■ **WHAT IS REQUIRED**: Print out the material that follows word for word.

Dataset records:
────

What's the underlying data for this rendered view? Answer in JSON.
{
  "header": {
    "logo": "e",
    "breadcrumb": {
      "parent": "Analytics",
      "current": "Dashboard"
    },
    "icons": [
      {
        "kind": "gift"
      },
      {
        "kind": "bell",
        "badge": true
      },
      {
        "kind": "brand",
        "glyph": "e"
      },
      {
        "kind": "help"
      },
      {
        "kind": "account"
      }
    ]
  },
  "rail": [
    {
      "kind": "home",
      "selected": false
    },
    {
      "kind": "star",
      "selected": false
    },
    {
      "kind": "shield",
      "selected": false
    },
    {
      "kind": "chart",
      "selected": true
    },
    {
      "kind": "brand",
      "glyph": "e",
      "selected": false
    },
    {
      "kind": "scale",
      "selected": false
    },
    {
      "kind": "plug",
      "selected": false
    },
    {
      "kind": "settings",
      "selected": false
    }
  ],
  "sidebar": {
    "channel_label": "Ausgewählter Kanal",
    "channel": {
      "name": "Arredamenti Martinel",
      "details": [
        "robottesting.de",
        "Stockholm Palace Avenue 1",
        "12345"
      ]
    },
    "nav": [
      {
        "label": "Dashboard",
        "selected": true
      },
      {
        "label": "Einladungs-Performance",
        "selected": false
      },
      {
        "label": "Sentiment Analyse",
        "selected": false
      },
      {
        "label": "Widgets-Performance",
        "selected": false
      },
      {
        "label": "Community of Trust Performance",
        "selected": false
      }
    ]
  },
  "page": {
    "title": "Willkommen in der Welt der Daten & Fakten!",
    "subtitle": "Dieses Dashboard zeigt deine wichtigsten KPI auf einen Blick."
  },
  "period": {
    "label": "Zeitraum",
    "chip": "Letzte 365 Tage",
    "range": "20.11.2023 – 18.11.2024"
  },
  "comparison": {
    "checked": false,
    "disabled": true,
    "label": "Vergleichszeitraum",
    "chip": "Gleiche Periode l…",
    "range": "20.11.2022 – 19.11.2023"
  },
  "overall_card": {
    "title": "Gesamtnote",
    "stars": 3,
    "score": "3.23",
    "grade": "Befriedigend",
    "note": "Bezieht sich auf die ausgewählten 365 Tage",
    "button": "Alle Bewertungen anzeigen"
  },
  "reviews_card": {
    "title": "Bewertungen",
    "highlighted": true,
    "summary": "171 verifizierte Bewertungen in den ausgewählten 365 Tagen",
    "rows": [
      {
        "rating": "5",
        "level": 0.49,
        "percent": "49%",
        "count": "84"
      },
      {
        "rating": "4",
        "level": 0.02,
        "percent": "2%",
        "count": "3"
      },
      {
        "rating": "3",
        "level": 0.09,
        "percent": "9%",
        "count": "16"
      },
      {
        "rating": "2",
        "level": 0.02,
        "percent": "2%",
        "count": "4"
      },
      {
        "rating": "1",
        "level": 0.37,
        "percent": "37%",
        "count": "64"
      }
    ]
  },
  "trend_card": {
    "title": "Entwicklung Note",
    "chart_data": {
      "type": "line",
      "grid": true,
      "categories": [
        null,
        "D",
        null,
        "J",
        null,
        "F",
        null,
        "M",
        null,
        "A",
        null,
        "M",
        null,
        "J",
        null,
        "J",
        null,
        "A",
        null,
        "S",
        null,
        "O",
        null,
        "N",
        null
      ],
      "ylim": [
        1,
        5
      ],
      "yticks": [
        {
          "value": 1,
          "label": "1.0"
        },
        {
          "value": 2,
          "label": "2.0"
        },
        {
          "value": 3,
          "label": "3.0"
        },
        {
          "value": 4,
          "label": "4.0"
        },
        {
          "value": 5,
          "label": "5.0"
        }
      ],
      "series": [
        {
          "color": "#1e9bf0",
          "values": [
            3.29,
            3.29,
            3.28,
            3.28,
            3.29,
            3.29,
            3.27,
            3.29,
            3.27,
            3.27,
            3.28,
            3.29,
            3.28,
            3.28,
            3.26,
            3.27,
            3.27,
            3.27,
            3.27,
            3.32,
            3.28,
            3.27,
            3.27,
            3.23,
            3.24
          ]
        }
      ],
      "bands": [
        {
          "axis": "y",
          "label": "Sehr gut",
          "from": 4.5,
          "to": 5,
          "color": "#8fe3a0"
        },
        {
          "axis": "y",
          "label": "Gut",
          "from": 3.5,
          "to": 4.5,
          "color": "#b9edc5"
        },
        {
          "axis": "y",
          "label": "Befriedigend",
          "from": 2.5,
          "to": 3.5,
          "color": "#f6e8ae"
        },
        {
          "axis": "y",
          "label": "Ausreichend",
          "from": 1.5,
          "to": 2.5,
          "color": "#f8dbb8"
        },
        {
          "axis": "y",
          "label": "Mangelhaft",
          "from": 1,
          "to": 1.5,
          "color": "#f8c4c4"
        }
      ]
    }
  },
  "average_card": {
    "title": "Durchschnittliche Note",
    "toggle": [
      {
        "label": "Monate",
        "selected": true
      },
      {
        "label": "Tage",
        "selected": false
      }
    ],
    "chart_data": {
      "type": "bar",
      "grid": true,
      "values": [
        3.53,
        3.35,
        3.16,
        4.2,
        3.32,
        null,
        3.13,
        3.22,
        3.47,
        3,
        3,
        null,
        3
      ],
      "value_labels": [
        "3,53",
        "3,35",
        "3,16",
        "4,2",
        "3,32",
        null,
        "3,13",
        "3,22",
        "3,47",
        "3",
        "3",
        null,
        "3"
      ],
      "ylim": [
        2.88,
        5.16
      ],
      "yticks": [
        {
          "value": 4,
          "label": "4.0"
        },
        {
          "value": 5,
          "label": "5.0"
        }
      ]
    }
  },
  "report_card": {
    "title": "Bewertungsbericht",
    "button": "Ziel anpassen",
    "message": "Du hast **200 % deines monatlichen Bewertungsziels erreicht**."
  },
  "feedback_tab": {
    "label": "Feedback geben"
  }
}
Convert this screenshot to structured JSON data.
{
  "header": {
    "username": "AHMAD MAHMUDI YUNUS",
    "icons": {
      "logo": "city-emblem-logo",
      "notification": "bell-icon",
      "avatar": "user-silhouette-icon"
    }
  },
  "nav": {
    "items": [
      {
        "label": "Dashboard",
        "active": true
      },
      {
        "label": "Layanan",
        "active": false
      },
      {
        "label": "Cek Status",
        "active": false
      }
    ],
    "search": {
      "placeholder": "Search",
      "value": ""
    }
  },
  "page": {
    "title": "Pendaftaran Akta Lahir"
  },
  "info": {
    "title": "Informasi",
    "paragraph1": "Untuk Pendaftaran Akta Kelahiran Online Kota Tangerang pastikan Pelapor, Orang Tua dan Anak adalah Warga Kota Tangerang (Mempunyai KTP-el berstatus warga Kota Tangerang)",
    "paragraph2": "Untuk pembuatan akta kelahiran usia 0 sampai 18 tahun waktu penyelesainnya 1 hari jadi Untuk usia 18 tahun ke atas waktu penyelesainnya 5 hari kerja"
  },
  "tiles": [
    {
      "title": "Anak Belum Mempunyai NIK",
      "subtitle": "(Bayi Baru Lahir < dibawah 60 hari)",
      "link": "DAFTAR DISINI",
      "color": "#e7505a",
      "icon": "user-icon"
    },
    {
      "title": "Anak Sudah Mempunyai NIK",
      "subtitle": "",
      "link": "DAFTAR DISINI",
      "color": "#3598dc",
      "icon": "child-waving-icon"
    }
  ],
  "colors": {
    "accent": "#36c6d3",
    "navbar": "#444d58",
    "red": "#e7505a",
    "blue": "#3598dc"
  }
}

────

■ **RESULT BELOW**:
What's the underlying data for this rendered view? Answer in JSON.
{
  "header": {
    "logo": "e",
    "breadcrumb": {
      "parent": "Analytics",
      "current": "Dashboard"
    },
    "icons": [
      {
        "kind": "gift"
      },
      {
        "kind": "bell",
        "badge": true
      },
      {
        "kind": "brand",
        "glyph": "e"
      },
      {
        "kind": "help"
      },
      {
        "kind": "account"
      }
    ]
  },
  "rail": [
    {
      "kind": "home",
      "selected": false
    },
    {
      "kind": "star",
      "selected": false
    },
    {
      "kind": "shield",
      "selected": false
    },
    {
      "kind": "chart",
      "selected": true
    },
    {
      "kind": "brand",
      "glyph": "e",
      "selected": false
    },
    {
      "kind": "scale",
      "selected": false
    },
    {
      "kind": "plug",
      "selected": false
    },
    {
      "kind": "settings",
      "selected": false
    }
  ],
  "sidebar": {
    "channel_label": "Ausgewählter Kanal",
    "channel": {
      "name": "Arredamenti Martinel",
      "details": [
        "robottesting.de",
        "Stockholm Palace Avenue 1",
        "12345"
      ]
    },
    "nav": [
      {
        "label": "Dashboard",
        "selected": true
      },
      {
        "label": "Einladungs-Performance",
        "selected": false
      },
      {
        "label": "Sentiment Analyse",
        "selected": false
      },
      {
        "label": "Widgets-Performance",
        "selected": false
      },
      {
        "label": "Community of Trust Performance",
        "selected": false
      }
    ]
  },
  "page": {
    "title": "Willkommen in der Welt der Daten & Fakten!",
    "subtitle": "Dieses Dashboard zeigt deine wichtigsten KPI auf einen Blick."
  },
  "period": {
    "label": "Zeitraum",
    "chip": "Letzte 365 Tage",
    "range": "20.11.2023 – 18.11.2024"
  },
  "comparison": {
    "checked": false,
    "disabled": true,
    "label": "Vergleichszeitraum",
    "chip": "Gleiche Periode l…",
    "range": "20.11.2022 – 19.11.2023"
  },
  "overall_card": {
    "title": "Gesamtnote",
    "stars": 3,
    "score": "3.23",
    "grade": "Befriedigend",
    "note": "Bezieht sich auf die ausgewählten 365 Tage",
    "button": "Alle Bewertungen anzeigen"
  },
  "reviews_card": {
    "title": "Bewertungen",
    "highlighted": true,
    "summary": "171 verifizierte Bewertungen in den ausgewählten 365 Tagen",
    "rows": [
      {
        "rating": "5",
        "level": 0.49,
        "percent": "49%",
        "count": "84"
      },
      {
        "rating": "4",
        "level": 0.02,
        "percent": "2%",
        "count": "3"
      },
      {
        "rating": "3",
        "level": 0.09,
        "percent": "9%",
        "count": "16"
      },
      {
        "rating": "2",
        "level": 0.02,
        "percent": "2%",
        "count": "4"
      },
      {
        "rating": "1",
        "level": 0.37,
        "percent": "37%",
        "count": "64"
      }
    ]
  },
  "trend_card": {
    "title": "Entwicklung Note",
    "chart_data": {
      "type": "line",
      "grid": true,
      "categories": [
        null,
        "D",
        null,
        "J",
        null,
        "F",
        null,
        "M",
        null,
        "A",
        null,
        "M",
        null,
        "J",
        null,
        "J",
        null,
        "A",
        null,
        "S",
        null,
        "O",
        null,
        "N",
        null
      ],
      "ylim": [
        1,
        5
      ],
      "yticks": [
        {
          "value": 1,
          "label": "1.0"
        },
        {
          "value": 2,
          "label": "2.0"
        },
        {
          "value": 3,
          "label": "3.0"
        },
        {
          "value": 4,
          "label": "4.0"
        },
        {
          "value": 5,
          "label": "5.0"
        }
      ],
      "series": [
        {
          "color": "#1e9bf0",
          "values": [
            3.29,
            3.29,
            3.28,
            3.28,
            3.29,
            3.29,
            3.27,
            3.29,
            3.27,
            3.27,
            3.28,
            3.29,
            3.28,
            3.28,
            3.26,
            3.27,
            3.27,
            3.27,
            3.27,
            3.32,
            3.28,
            3.27,
            3.27,
            3.23,
            3.24
          ]
        }
      ],
      "bands": [
        {
          "axis": "y",
          "label": "Sehr gut",
          "from": 4.5,
          "to": 5,
          "color": "#8fe3a0"
        },
        {
          "axis": "y",
          "label": "Gut",
          "from": 3.5,
          "to": 4.5,
          "color": "#b9edc5"
        },
        {
          "axis": "y",
          "label": "Befriedigend",
          "from": 2.5,
          "to": 3.5,
          "color": "#f6e8ae"
        },
        {
          "axis": "y",
          "label": "Ausreichend",
          "from": 1.5,
          "to": 2.5,
          "color": "#f8dbb8"
        },
        {
          "axis": "y",
          "label": "Mangelhaft",
          "from": 1,
          "to": 1.5,
          "color": "#f8c4c4"
        }
      ]
    }
  },
  "average_card": {
    "title": "Durchschnittliche Note",
    "toggle": [
      {
        "label": "Monate",
        "selected": true
      },
      {
        "label": "Tage",
        "selected": false
      }
    ],
    "chart_data": {
      "type": "bar",
      "grid": true,
      "values": [
        3.53,
        3.35,
        3.16,
        4.2,
        3.32,
        null,
        3.13,
        3.22,
        3.47,
        3,
        3,
        null,
        3
      ],
      "value_labels": [
        "3,53",
        "3,35",
        "3,16",
        "4,2",
        "3,32",
        null,
        "3,13",
        "3,22",
        "3,47",
        "3",
        "3",
        null,
        "3"
      ],
      "ylim": [
        2.88,
        5.16
      ],
      "yticks": [
        {
          "value": 4,
          "label": "4.0"
        },
        {
          "value": 5,
          "label": "5.0"
        }
      ]
    }
  },
  "report_card": {
    "title": "Bewertungsbericht",
    "button": "Ziel anpassen",
    "message": "Du hast **200 % deines monatlichen Bewertungsziels erreicht**."
  },
  "feedback_tab": {
    "label": "Feedback geben"
  }
}
Convert this screenshot to structured JSON data.
{
  "header": {
    "username": "AHMAD MAHMUDI YUNUS",
    "icons": {
      "logo": "city-emblem-logo",
      "notification": "bell-icon",
      "avatar": "user-silhouette-icon"
    }
  },
  "nav": {
    "items": [
      {
        "label": "Dashboard",
        "active": true
      },
      {
        "label": "Layanan",
        "active": false
      },
      {
        "label": "Cek Status",
        "active": false
      }
    ],
    "search": {
      "placeholder": "Search",
      "value": ""
    }
  },
  "page": {
    "title": "Pendaftaran Akta Lahir"
  },
  "info": {
    "title": "Informasi",
    "paragraph1": "Untuk Pendaftaran Akta Kelahiran Online Kota Tangerang pastikan Pelapor, Orang Tua dan Anak adalah Warga Kota Tangerang (Mempunyai KTP-el berstatus warga Kota Tangerang)",
    "paragraph2": "Untuk pembuatan akta kelahiran usia 0 sampai 18 tahun waktu penyelesainnya 1 hari jadi Untuk usia 18 tahun ke atas waktu penyelesainnya 5 hari kerja"
  },
  "tiles": [
    {
      "title": "Anak Belum Mempunyai NIK",
      "subtitle": "(Bayi Baru Lahir < dibawah 60 hari)",
      "link": "DAFTAR DISINI",
      "color": "#e7505a",
      "icon": "user-icon"
    },
    {
      "title": "Anak Sudah Mempunyai NIK",
      "subtitle": "",
      "link": "DAFTAR DISINI",
      "color": "#3598dc",
      "icon": "child-waving-icon"
    }
  ],
  "colors": {
    "accent": "#36c6d3",
    "navbar": "#444d58",
    "red": "#e7505a",
    "blue": "#3598dc"
  }
}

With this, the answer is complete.